[Stored data]
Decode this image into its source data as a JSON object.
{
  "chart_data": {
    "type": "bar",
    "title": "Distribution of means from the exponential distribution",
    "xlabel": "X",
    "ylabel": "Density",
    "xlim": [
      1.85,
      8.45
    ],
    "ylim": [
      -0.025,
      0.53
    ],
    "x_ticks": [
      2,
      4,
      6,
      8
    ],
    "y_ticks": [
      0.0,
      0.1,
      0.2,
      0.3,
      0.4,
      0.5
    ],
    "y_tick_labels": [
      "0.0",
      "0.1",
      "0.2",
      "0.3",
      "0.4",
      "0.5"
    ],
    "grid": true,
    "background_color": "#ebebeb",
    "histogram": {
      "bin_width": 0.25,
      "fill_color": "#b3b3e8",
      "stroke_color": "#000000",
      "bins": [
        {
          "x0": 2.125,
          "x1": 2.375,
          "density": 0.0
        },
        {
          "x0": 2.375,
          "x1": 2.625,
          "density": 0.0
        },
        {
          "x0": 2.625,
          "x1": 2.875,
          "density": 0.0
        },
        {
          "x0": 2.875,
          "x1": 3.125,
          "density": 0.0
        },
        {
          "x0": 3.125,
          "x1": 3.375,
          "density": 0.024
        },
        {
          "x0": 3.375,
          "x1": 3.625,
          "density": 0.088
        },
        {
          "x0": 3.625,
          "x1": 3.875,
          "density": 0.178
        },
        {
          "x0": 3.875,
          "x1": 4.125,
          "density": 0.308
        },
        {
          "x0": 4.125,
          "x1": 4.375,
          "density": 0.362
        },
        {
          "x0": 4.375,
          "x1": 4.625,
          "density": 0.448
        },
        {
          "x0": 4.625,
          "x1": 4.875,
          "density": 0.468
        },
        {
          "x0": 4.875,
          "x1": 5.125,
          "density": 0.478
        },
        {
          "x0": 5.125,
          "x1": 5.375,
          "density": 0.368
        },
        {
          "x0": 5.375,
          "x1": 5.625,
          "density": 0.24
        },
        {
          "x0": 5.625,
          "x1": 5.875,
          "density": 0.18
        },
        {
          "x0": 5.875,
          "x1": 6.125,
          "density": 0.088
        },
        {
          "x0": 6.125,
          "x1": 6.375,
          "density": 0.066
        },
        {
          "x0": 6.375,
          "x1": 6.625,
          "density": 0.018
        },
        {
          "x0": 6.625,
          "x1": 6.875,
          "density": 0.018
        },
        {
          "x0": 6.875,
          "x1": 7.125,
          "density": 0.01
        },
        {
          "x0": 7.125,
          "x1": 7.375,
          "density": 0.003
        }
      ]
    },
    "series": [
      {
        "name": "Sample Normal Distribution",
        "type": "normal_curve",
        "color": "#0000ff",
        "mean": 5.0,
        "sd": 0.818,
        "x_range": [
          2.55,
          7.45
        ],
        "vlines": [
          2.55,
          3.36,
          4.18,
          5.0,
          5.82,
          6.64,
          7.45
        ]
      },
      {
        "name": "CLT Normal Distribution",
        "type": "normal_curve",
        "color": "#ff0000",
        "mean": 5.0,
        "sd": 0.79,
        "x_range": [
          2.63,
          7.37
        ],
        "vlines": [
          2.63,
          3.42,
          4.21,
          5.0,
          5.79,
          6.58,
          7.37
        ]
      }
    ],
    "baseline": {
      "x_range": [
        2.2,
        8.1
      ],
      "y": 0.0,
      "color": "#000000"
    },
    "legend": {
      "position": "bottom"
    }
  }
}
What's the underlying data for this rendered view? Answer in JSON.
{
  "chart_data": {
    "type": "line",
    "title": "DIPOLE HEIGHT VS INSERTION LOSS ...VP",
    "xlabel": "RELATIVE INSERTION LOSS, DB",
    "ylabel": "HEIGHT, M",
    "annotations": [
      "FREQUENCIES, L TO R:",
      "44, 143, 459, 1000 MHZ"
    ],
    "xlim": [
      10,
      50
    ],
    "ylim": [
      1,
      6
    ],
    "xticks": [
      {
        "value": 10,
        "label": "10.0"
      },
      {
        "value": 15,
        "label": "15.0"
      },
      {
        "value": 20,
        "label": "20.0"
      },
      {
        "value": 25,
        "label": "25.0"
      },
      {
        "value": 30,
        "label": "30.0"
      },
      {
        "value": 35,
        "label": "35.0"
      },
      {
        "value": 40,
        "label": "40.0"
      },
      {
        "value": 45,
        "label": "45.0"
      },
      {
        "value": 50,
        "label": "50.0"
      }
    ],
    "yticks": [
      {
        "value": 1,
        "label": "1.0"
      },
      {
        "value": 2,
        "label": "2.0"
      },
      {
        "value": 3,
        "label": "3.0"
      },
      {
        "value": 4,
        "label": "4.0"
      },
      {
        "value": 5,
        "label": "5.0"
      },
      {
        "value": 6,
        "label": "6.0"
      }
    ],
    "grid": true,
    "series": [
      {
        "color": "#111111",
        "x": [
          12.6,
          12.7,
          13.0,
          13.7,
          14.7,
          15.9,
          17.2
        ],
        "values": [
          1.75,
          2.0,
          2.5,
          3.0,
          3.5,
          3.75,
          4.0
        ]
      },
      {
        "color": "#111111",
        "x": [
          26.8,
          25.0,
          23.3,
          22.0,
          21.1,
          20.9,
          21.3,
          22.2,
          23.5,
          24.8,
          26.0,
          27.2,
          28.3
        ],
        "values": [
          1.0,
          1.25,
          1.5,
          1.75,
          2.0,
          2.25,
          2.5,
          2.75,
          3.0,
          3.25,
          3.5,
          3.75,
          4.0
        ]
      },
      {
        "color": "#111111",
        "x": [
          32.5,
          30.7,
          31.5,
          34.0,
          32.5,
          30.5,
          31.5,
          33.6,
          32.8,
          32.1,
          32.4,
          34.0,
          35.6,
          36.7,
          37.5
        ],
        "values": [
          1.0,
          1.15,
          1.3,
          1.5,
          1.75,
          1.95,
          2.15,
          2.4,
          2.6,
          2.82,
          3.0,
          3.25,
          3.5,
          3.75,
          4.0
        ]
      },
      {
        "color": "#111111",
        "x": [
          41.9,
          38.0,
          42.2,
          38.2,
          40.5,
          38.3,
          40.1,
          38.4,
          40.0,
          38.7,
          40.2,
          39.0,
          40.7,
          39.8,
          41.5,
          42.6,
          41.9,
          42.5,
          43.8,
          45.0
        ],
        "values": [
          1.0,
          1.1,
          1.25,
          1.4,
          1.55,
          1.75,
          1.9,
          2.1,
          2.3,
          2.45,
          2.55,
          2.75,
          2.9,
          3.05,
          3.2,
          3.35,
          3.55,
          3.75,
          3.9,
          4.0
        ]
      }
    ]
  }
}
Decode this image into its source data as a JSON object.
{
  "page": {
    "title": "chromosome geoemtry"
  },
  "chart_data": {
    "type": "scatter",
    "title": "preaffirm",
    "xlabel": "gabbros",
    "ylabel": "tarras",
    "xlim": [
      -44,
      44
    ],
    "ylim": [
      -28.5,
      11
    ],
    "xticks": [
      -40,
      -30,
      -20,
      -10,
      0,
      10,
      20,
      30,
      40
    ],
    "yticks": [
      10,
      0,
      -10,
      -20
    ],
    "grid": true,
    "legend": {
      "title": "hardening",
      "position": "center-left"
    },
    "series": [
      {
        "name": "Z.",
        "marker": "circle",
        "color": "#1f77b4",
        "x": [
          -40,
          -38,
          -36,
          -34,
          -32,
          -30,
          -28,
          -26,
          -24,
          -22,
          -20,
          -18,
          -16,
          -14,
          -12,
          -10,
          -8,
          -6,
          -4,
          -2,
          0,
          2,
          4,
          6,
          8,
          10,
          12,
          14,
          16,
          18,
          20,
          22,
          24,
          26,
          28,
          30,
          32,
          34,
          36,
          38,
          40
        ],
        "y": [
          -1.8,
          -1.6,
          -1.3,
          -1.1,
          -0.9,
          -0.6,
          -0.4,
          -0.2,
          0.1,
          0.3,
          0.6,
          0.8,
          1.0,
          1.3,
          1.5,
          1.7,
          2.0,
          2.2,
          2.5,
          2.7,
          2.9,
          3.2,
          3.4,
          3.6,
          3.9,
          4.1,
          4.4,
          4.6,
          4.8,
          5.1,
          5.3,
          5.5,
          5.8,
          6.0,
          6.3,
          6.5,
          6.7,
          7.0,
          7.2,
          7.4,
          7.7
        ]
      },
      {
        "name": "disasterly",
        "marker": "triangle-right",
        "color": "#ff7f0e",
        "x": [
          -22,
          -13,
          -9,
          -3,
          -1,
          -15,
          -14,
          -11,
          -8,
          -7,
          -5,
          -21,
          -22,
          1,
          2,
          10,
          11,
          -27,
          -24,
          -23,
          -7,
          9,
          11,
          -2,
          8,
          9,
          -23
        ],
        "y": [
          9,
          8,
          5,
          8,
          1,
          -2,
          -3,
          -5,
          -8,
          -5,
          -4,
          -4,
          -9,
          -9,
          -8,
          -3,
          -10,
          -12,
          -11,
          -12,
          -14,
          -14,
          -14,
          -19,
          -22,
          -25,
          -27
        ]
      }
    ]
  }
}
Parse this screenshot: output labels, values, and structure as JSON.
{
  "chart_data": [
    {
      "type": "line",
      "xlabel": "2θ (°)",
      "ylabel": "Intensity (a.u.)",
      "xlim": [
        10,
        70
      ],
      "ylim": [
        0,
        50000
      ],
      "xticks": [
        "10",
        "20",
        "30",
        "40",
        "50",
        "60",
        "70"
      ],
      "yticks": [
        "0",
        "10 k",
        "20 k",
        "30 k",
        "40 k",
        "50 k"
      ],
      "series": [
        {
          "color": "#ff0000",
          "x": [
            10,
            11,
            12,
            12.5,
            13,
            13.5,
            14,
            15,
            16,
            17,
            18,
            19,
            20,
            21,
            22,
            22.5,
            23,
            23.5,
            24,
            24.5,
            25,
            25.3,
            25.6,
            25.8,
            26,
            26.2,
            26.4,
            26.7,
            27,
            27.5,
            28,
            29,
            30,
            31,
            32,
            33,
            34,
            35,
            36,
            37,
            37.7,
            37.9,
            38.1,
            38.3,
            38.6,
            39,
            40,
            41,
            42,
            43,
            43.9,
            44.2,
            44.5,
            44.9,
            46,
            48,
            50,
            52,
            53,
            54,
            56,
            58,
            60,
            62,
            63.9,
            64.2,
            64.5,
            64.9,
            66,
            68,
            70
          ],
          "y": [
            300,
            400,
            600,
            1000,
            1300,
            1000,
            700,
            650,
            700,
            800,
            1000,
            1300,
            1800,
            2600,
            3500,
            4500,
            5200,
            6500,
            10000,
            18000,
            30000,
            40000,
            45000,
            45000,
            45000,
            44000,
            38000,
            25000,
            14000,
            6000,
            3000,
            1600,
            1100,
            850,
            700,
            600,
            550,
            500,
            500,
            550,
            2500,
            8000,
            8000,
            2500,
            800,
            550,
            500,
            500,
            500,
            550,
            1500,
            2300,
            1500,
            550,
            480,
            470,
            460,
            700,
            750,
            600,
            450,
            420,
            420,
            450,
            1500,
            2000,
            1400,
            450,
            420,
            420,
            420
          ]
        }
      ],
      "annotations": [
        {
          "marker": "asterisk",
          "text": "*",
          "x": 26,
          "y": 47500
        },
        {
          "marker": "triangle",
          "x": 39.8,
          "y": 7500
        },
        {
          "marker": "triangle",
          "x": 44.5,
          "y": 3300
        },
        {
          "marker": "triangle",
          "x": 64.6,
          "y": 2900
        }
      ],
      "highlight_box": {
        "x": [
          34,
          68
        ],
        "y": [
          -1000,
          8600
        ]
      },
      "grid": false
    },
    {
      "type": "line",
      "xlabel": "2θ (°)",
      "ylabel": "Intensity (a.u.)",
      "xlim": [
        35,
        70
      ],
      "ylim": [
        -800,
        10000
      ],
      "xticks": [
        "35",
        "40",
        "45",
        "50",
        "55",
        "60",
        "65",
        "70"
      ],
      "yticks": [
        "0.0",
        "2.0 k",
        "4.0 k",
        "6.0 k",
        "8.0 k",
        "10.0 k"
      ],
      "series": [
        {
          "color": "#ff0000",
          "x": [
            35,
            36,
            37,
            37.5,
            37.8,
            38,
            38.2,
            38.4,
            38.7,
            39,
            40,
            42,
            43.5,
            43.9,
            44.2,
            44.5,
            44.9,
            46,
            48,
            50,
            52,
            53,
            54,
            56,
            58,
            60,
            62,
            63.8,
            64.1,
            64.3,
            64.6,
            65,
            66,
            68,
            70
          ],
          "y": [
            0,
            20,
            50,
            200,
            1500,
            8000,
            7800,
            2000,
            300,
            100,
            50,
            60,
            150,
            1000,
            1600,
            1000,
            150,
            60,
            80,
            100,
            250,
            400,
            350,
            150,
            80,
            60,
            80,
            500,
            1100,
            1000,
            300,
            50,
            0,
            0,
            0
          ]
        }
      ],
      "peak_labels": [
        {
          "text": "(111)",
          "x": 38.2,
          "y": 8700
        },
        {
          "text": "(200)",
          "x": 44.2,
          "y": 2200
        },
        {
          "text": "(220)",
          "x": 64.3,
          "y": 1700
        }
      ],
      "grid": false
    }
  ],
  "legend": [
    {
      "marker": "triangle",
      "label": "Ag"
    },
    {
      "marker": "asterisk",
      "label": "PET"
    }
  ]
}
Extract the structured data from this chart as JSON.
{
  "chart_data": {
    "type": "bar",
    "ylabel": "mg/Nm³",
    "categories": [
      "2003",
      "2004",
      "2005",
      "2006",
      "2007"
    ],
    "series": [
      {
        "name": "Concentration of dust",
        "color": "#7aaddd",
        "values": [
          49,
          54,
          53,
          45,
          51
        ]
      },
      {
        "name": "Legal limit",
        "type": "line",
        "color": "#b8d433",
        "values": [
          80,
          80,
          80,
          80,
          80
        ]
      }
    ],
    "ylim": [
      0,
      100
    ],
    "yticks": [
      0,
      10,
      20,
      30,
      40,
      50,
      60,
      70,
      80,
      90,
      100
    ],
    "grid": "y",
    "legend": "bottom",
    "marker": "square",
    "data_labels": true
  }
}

Work to complete:
Copy out the lines in which the string "xlabel" appears.

Solved exercise:
    "xlabel": "X",
    "xlabel": "RELATIVE INSERTION LOSS, DB",
    "xlabel": "gabbros",
      "xlabel": "2θ (°)",
      "xlabel": "2θ (°)",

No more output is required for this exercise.